◆ **Given problem**: In the entries that follow, find the word "JSON" and report each line it is on.

◆ **Exercise data**:
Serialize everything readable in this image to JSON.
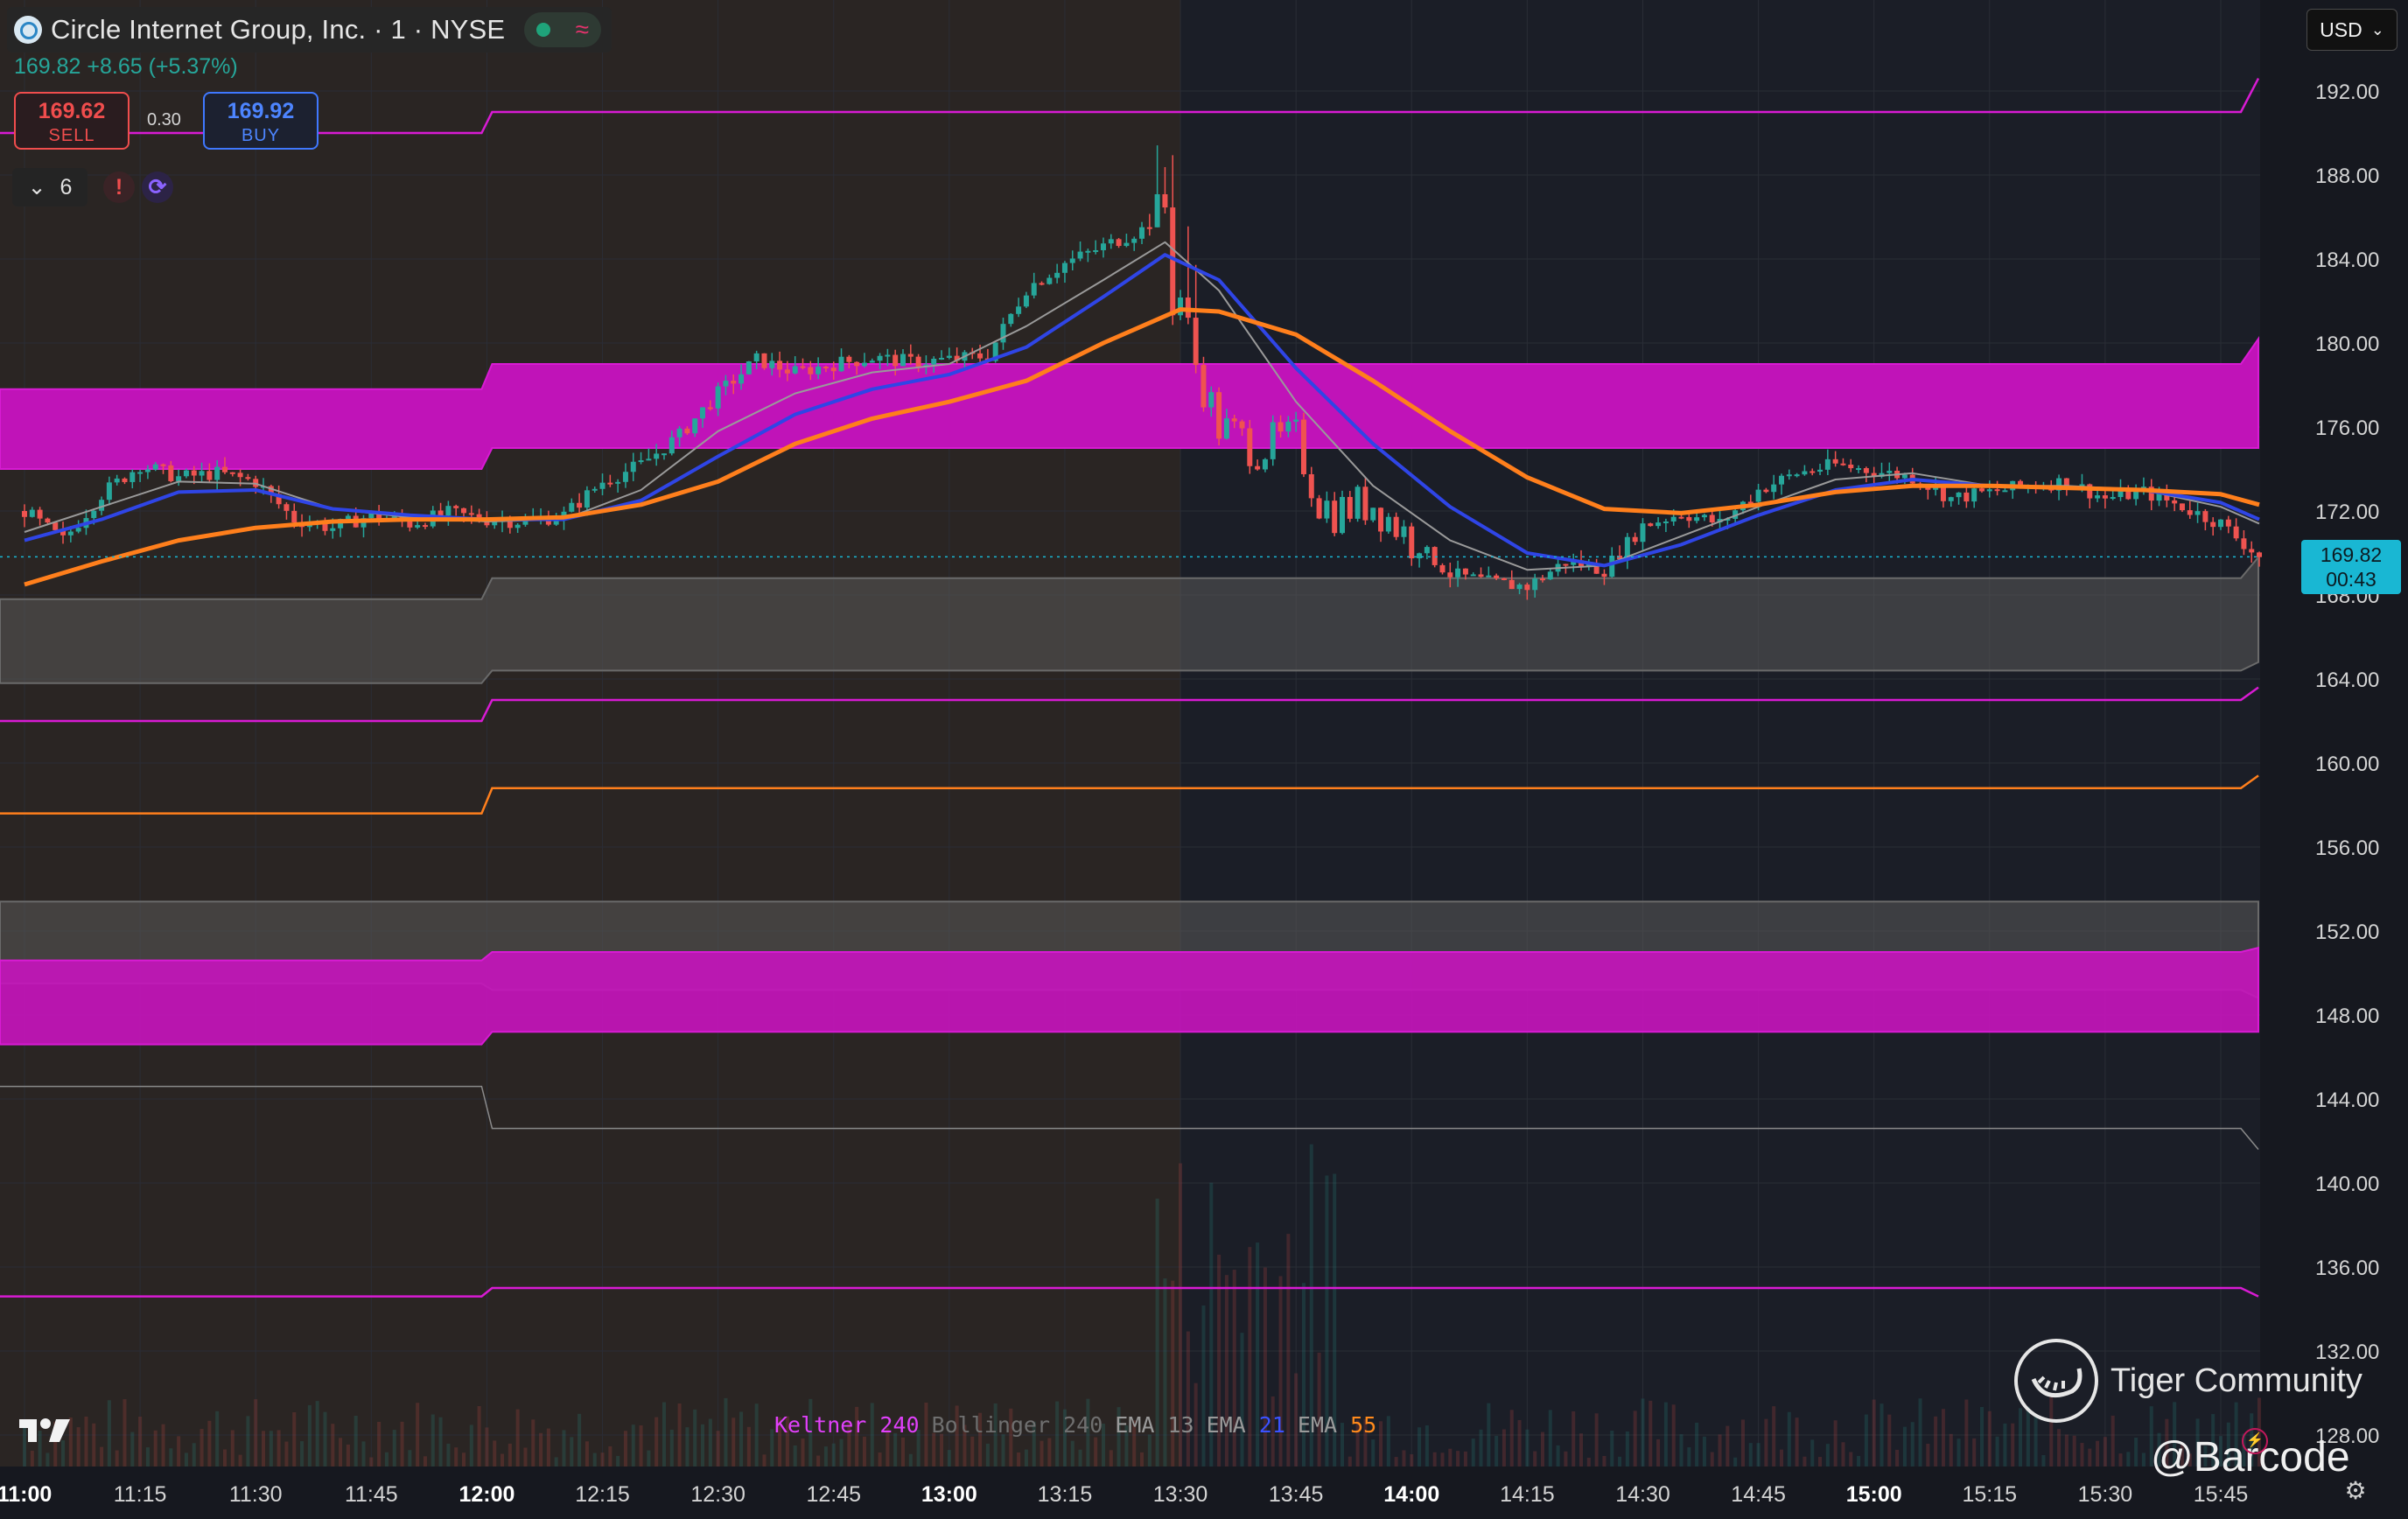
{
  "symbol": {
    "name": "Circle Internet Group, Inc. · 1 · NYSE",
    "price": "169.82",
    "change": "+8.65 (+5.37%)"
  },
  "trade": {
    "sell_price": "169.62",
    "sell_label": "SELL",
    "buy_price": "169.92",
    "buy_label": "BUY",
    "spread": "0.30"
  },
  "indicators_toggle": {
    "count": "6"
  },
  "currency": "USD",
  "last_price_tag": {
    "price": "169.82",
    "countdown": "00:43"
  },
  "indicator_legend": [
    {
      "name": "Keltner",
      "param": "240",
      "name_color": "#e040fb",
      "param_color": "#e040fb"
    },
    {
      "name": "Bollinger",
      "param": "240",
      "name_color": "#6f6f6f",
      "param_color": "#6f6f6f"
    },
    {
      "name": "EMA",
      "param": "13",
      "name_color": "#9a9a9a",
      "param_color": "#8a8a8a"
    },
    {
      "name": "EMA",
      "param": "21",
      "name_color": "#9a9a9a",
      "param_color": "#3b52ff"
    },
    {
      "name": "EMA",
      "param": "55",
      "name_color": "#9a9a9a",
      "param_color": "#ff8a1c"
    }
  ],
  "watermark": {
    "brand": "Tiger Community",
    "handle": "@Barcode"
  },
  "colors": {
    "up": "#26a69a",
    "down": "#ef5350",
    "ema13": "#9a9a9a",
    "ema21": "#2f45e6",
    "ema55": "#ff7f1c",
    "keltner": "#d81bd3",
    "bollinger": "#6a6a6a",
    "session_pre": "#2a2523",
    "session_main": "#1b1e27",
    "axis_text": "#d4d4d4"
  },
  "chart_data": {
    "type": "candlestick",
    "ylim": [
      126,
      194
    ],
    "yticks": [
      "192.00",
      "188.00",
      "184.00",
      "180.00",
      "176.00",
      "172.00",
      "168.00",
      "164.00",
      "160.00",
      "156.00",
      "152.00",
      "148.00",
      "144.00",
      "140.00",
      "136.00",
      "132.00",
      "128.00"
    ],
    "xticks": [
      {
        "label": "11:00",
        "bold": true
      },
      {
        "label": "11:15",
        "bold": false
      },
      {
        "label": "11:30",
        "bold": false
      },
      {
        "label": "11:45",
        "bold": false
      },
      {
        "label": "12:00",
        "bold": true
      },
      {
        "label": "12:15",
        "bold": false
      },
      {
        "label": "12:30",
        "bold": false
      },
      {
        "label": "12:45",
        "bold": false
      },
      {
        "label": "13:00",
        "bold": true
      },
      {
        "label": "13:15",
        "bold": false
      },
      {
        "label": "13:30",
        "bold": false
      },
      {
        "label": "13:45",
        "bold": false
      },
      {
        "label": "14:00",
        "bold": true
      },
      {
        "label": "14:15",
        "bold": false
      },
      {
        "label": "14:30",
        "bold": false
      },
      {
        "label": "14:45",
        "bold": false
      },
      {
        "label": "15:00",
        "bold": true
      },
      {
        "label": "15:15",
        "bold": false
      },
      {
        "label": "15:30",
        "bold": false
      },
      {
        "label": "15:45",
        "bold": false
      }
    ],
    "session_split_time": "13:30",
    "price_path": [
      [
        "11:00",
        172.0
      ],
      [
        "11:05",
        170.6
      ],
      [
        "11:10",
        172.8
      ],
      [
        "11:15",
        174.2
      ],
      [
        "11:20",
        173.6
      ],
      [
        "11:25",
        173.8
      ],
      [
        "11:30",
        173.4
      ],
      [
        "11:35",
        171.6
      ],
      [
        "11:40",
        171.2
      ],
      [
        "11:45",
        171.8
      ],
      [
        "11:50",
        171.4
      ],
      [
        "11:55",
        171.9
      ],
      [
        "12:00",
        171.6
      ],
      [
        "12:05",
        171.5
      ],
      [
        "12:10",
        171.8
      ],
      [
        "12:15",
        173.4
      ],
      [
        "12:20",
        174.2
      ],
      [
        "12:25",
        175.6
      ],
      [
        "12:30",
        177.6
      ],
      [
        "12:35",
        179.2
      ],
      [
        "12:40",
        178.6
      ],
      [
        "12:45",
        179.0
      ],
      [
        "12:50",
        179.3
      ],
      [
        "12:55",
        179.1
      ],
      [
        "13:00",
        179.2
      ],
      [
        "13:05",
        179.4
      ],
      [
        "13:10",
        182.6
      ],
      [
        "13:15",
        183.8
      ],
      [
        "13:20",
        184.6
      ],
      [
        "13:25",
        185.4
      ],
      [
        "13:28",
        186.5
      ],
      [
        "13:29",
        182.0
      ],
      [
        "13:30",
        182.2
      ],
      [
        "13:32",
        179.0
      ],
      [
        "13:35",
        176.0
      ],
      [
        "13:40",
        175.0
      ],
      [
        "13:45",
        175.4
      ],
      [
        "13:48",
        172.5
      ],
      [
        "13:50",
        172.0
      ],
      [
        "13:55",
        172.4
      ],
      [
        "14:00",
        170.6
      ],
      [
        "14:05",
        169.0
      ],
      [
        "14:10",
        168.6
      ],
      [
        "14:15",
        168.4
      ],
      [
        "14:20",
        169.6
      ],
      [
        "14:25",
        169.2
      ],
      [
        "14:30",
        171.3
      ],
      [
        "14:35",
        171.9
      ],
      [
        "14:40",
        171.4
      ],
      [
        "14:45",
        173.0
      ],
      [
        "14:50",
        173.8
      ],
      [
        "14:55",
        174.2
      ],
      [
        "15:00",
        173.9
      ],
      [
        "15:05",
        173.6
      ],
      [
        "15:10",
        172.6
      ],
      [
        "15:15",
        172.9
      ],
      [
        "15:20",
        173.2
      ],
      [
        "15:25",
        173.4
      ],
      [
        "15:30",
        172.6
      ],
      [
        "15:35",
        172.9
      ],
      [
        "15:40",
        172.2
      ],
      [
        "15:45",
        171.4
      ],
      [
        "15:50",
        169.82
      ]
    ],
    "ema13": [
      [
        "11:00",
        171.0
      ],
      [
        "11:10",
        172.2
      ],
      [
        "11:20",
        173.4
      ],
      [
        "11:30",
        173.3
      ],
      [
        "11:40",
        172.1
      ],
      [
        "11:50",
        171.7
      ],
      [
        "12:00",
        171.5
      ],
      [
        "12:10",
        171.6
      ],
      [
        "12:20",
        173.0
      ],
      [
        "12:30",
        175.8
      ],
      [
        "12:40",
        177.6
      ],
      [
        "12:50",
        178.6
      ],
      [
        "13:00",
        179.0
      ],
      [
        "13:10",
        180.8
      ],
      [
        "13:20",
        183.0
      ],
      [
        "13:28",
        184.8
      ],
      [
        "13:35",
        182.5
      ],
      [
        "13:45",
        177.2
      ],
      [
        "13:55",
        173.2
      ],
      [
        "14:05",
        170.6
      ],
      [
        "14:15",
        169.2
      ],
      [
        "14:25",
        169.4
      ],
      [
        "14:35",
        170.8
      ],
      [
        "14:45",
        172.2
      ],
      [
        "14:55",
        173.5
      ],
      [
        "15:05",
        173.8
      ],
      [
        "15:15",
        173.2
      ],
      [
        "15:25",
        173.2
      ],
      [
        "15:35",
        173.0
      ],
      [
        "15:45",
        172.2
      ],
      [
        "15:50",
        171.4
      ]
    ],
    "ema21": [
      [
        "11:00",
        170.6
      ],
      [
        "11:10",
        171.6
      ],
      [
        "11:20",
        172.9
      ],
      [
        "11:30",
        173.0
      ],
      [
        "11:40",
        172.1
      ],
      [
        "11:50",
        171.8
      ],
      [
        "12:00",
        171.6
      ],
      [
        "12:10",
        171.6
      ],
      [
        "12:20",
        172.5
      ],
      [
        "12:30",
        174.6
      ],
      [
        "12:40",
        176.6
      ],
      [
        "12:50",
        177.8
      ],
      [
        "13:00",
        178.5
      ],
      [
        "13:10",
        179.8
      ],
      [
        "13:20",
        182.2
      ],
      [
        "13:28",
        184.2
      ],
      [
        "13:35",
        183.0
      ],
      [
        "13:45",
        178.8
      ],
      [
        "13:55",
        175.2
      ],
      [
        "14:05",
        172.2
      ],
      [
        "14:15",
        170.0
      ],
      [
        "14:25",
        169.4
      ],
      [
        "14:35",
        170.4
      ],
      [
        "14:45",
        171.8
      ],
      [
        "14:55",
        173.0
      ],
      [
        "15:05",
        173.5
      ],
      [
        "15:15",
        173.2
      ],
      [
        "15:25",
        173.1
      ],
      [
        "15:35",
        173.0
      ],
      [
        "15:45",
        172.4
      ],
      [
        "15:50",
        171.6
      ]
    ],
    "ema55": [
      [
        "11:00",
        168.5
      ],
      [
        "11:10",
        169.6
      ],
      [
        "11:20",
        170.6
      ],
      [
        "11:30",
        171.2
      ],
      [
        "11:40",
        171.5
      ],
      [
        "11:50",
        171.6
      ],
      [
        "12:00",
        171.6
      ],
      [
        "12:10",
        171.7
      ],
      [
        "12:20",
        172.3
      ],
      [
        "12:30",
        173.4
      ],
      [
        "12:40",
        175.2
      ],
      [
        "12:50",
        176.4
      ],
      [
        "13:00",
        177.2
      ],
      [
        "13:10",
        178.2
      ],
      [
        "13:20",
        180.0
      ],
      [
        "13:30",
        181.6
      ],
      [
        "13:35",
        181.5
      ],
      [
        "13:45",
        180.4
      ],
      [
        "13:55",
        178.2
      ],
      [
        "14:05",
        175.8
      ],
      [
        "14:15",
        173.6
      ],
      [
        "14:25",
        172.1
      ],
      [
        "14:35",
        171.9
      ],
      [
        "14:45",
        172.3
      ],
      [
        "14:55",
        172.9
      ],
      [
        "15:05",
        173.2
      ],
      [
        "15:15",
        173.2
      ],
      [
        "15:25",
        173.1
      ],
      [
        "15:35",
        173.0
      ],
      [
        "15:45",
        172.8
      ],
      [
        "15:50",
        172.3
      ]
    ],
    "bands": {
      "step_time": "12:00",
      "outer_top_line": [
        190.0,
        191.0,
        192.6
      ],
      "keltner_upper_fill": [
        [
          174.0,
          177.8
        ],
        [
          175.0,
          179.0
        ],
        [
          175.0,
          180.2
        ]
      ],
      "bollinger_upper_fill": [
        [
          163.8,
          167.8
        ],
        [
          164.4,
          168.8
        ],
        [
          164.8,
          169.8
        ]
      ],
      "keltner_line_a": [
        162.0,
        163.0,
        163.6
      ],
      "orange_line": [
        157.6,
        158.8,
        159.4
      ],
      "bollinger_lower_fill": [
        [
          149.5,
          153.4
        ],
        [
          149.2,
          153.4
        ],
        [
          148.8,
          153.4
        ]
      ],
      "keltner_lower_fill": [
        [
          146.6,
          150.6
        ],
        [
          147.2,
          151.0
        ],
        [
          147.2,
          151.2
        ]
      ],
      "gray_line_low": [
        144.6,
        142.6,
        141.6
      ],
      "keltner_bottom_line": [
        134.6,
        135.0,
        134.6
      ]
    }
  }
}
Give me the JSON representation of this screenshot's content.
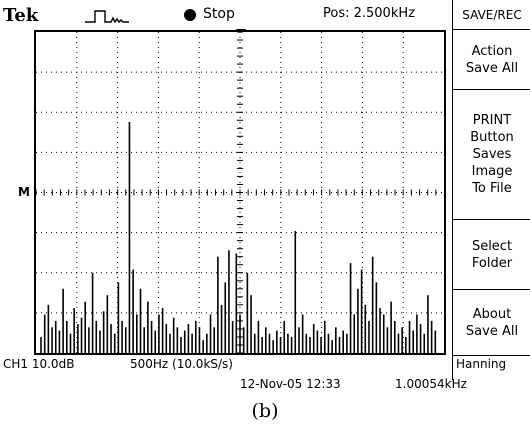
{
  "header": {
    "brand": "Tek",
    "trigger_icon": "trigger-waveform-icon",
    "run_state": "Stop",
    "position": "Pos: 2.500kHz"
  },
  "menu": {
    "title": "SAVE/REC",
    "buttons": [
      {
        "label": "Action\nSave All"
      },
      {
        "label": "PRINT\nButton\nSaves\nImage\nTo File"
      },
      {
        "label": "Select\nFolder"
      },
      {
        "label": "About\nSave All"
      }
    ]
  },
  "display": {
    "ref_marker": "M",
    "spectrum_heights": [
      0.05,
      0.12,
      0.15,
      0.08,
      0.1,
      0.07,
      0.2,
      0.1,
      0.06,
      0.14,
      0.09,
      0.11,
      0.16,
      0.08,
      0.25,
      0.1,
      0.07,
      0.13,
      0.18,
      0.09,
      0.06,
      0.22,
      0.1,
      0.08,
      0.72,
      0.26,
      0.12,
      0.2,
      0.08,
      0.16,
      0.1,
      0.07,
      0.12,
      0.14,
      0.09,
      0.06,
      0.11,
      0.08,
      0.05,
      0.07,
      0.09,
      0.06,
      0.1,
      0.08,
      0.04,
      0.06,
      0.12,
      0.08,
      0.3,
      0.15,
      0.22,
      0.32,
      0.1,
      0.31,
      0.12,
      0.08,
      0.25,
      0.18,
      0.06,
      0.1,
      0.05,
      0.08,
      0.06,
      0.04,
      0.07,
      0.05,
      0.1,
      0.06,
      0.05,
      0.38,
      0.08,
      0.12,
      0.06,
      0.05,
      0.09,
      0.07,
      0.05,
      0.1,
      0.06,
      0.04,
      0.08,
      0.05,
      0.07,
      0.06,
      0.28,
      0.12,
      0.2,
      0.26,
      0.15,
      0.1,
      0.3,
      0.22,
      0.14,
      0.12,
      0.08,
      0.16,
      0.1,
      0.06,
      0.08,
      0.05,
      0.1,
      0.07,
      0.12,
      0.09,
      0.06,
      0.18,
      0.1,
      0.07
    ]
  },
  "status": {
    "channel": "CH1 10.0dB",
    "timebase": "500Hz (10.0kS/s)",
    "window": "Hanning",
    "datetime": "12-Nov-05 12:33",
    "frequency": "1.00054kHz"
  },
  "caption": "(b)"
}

◆ **Solution to this problem**:
Serialize everything readable in this image to JSON.
Give me the JSON representation of this screenshot's content.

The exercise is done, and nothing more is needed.